> [ACTIONS TO TAKE]
A - According to the frog listing text, what is the body length of the foothill yellow-legged frog?
B - In the frog listing text, repeat the part that opens with the words containing "Fish and Wildlife’s" and closes with "bit of comedy.".
C - Translate this sentence from the frog listing text into Spanish: "Miller is completely unconcerned about Tulare County supes’ opposition to listing the frog."

> [PROVIDED TEXT]
- - - -
Listing Already a Lock
Miller’s message was in response to the supervisors considering a letter to the US Fish and Wildlife Service to voice official opposition to including the county’s nearly extinct population of yellow-legged frogs on the list of animals protected under the 1973 Endangered Species Act. The frog’s southern Sierra range, which includes Tulare County, was listed as endangered by the state in 2019 and is already protected by the California Endangered Species Act.
Penning such a letter is tantamount to the county’s leaders tilting at windmills on the taxpayer dime, Miller says, while thumbing their noses at established conservation science.
“It’s (the Southern Sierra population of foothill yellow-legged frog) kind of the epitome of an endangered species,” he said. “It’s almost certain to get listed.”
Fish and Wildlife’s move to list the local “distinct population segment” of yellow-legged frogs as endangered came in response to a petition by the CBD and a follow-up lawsuit. The frog (Rana boylii), which is named for its lemon-colored underside, is tiny, just 1.5 to 3 inches long, and lives in Sierra streams that flow year-round.
“It’s almost completely gone from Tulare County,” Miller said.
Emotions Won’t Drive Listing
Miller is completely unconcerned about Tulare County supes’ opposition to listing the frog. In fact, he says he sees it as a bit of comedy.
- - - -
> [INFORMATION GIVEN]
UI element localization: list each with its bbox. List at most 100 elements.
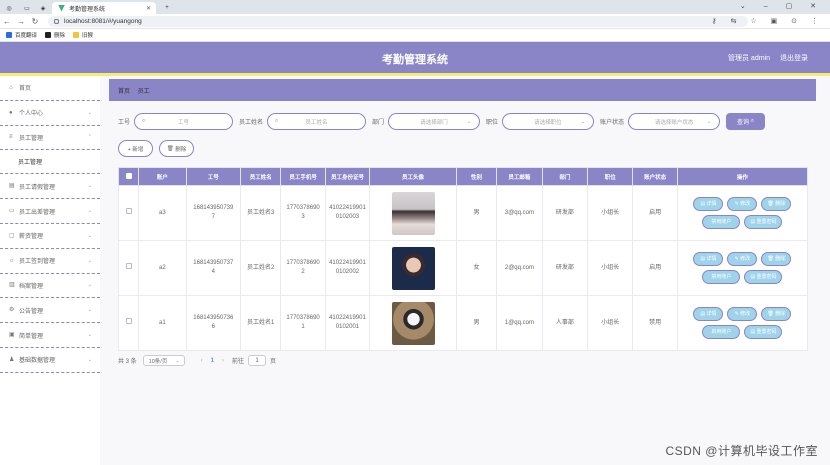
cell-gonghao: 1681439507366 <box>185 295 242 351</box>
app-header: 考勤管理系统 管理员 admin 退出登录 <box>0 42 830 73</box>
forward-icon[interactable]: → <box>14 17 28 26</box>
active-tab[interactable]: 考勤管理系统 ✕ <box>52 2 156 14</box>
delete-button[interactable]: 🗑 删除 <box>761 252 792 266</box>
url-field[interactable]: localhost:8081/#/yuangong <box>48 16 748 27</box>
row-checkbox-cell[interactable] <box>117 240 140 296</box>
detail-button[interactable]: ▤ 详情 <box>693 252 724 266</box>
delete-button[interactable]: 🗑 删除 <box>761 197 792 211</box>
sidebar-item-home[interactable]: ⌂ 首页 <box>0 76 100 101</box>
cell-status: 禁用 <box>632 295 678 351</box>
bookmark-item[interactable]: 删除 <box>45 31 65 39</box>
breadcrumb-home[interactable]: 首页 <box>118 86 130 95</box>
close-icon[interactable]: ✕ <box>146 5 151 12</box>
delete-button[interactable]: 🗑 删除 <box>761 307 792 321</box>
detail-button[interactable]: ▤ 详情 <box>693 197 724 211</box>
cell-email: 2@qq.com <box>496 240 543 296</box>
chevron-down-icon: ⌄ <box>175 357 180 364</box>
cell-avatar <box>369 240 457 296</box>
col-name: 员工姓名 <box>240 167 282 186</box>
tab-icon[interactable]: ◈ <box>36 2 50 14</box>
chart-icon: ▤ <box>9 183 15 190</box>
browser-actions[interactable]: ⚷ ⇆ ☆ ▣ ⊙ ⋮ <box>712 17 824 25</box>
position-select[interactable]: 请选择职位 ⌄ <box>502 113 595 130</box>
status-select[interactable]: 请选择账户状态 ⌄ <box>628 113 721 130</box>
sidebar-subitem-employees[interactable]: 员工管理 <box>0 150 100 175</box>
reset-password-button[interactable]: ▤ 重置密码 <box>744 325 783 339</box>
employee-table: 账户 工号 员工姓名 员工手机号 员工身份证号 员工头像 性别 员工邮箱 部门 … <box>117 167 809 351</box>
edit-button[interactable]: ✎ 修改 <box>727 307 758 321</box>
edit-button[interactable]: ✎ 修改 <box>727 252 758 266</box>
new-tab-button[interactable]: + <box>160 2 174 14</box>
row-checkbox-cell[interactable] <box>117 295 140 351</box>
sidebar-item-simple[interactable]: ▣ 简单管理 ⌄ <box>0 323 100 348</box>
cell-account: a2 <box>138 240 187 296</box>
app-title: 考勤管理系统 <box>382 54 448 66</box>
trash-icon: 🗑 <box>166 145 174 152</box>
chevron-down-icon: ⌄ <box>87 356 92 363</box>
folder-icon <box>73 32 80 38</box>
monitor-icon: ▭ <box>9 208 15 215</box>
cell-gender: 男 <box>455 295 498 351</box>
name-input[interactable]: ⌕ 员工姓名 <box>267 113 367 130</box>
sidebar-item-employees[interactable]: ≡ 员工管理 ⌃ <box>0 126 100 151</box>
back-icon[interactable]: ← <box>0 17 14 26</box>
chevron-down-icon: ⌄ <box>87 183 92 190</box>
cell-phone: 17703786902 <box>280 240 326 296</box>
reset-password-button[interactable]: ▤ 重置密码 <box>744 270 783 284</box>
chevron-down-icon: ⌄ <box>466 118 472 125</box>
sidebar-item-notice[interactable]: ⚙ 公告管理 ⌄ <box>0 298 100 324</box>
current-page[interactable]: 1 <box>211 358 214 364</box>
next-page-icon[interactable]: › <box>222 358 224 364</box>
window-controls[interactable]: ⌄ – ▢ ✕ <box>740 2 824 10</box>
bookmark-item[interactable]: 旧猴 <box>73 31 93 39</box>
watermark: CSDN @计算机毕设工作室 <box>665 444 818 458</box>
toggle-account-button[interactable]: 禁用账户 <box>702 215 741 229</box>
batch-delete-button[interactable]: 🗑 删除 <box>159 140 194 157</box>
person-icon: ♟ <box>9 356 15 363</box>
url-text: localhost:8081/#/yuangong <box>64 18 142 25</box>
gear-icon: ⚙ <box>9 307 15 314</box>
dept-select[interactable]: 请选择部门 ⌄ <box>388 113 481 130</box>
cell-email: 1@qq.com <box>496 295 543 351</box>
sidebar-item-archive[interactable]: ▥ 档案管理 ⌄ <box>0 274 100 299</box>
sidebar-item-leave[interactable]: ▤ 员工请假管理 ⌄ <box>0 174 100 200</box>
tab-icon[interactable]: ▭ <box>20 2 34 14</box>
cell-position: 小组长 <box>587 295 634 351</box>
col-position: 职位 <box>587 167 634 186</box>
add-button[interactable]: + 新增 <box>118 140 153 157</box>
goto-page-input[interactable]: 1 <box>248 355 267 366</box>
toggle-account-button[interactable]: 禁用账户 <box>702 270 741 284</box>
page-size-select[interactable]: 10条/页 ⌄ <box>142 355 185 366</box>
goto-label: 前往 <box>232 359 245 365</box>
reset-password-button[interactable]: ▤ 重置密码 <box>744 215 783 229</box>
chevron-down-icon: ⌄ <box>87 109 92 116</box>
sidebar-item-personal[interactable]: ● 个人中心 ⌄ <box>0 101 100 126</box>
bookmark-item[interactable]: 百度翻译 <box>6 31 37 39</box>
checkbox[interactable] <box>125 318 132 324</box>
edit-button[interactable]: ✎ 修改 <box>727 197 758 211</box>
cell-actions: ▤ 详情 ✎ 修改 🗑 删除启用账户 ▤ 重置密码 <box>676 295 809 351</box>
checkbox[interactable] <box>125 263 132 269</box>
box-icon: ▣ <box>9 332 15 339</box>
cell-actions: ▤ 详情 ✎ 修改 🗑 删除禁用账户 ▤ 重置密码 <box>676 185 809 241</box>
sidebar-item-trip[interactable]: ▭ 员工出差管理 ⌄ <box>0 199 100 224</box>
query-button[interactable]: 查询 ⌕ <box>726 113 766 130</box>
cell-gender: 男 <box>455 185 498 241</box>
sidebar-item-basedata[interactable]: ♟ 基础数据管理 ⌄ <box>0 348 100 373</box>
chevron-down-icon: ⌄ <box>706 118 712 125</box>
checkbox[interactable] <box>125 172 132 179</box>
select-all-checkbox[interactable] <box>117 167 140 186</box>
detail-button[interactable]: ▤ 详情 <box>693 307 724 321</box>
sidebar-item-salary[interactable]: ▢ 薪资管理 ⌄ <box>0 224 100 249</box>
list-icon: ≡ <box>9 134 13 141</box>
sidebar-item-signin[interactable]: ☼ 员工签到管理 ⌄ <box>0 249 100 274</box>
logout-link[interactable]: 退出登录 <box>780 53 808 63</box>
checkbox[interactable] <box>125 208 132 214</box>
cell-phone: 17703786903 <box>280 185 326 241</box>
reload-icon[interactable]: ↻ <box>28 17 42 26</box>
toggle-account-button[interactable]: 启用账户 <box>702 325 741 339</box>
gonghao-input[interactable]: ⌕ 工号 <box>134 113 234 130</box>
prev-page-icon[interactable]: ‹ <box>201 358 203 364</box>
row-checkbox-cell[interactable] <box>117 185 140 241</box>
tab-icon[interactable]: ◎ <box>2 2 16 14</box>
- - - -
> [ANSWERS PROVIDED]
A - 1.5 to 3 inches long

B -
Fish and Wildlife’s move to list the local “distinct population segment” of yellow-legged frogs as endangered came in response to a petition by the CBD and a follow-up lawsuit. The frog (Rana boylii), which is named for its lemon-colored underside, is tiny, just 1.5 to 3 inches long, and lives in Sierra streams that flow year-round.
“It’s almost completely gone from Tulare County,” Miller said.
Emotions Won’t Drive Listing
Miller is completely unconcerned about Tulare County supes’ opposition to listing the frog. In fact, he says he sees it as a bit of comedy.

C - A Miller no le preocupa en absoluto la oposición de los supervisores del condado de Tulare a incluir la rana en la lista.